Stored records
- - -
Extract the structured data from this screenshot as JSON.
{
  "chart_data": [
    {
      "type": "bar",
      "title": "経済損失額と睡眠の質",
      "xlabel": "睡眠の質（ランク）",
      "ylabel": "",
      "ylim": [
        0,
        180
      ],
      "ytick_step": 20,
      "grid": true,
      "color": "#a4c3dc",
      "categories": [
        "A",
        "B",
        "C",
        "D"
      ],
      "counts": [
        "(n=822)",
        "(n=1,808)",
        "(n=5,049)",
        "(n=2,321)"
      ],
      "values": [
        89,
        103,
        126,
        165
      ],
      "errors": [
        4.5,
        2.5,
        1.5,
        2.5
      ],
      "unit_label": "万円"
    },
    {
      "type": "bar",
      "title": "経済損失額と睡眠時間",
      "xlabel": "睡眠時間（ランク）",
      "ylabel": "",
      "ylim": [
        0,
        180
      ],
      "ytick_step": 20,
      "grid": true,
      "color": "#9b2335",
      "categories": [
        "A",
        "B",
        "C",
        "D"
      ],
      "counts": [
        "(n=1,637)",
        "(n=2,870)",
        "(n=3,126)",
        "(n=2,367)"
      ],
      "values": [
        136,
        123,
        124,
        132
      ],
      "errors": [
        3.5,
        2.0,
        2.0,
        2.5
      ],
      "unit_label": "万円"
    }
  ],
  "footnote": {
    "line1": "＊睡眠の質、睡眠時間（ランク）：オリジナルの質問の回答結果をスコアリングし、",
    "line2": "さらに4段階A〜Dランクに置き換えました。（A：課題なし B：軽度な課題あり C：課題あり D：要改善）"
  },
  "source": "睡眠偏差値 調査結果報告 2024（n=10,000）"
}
- - -
-- Written instruction --
Copy each line of the listing in which the word "title" can be found.

-- Answer to the exercise --
      "title": "経済損失額と睡眠の質",
      "title": "経済損失額と睡眠時間",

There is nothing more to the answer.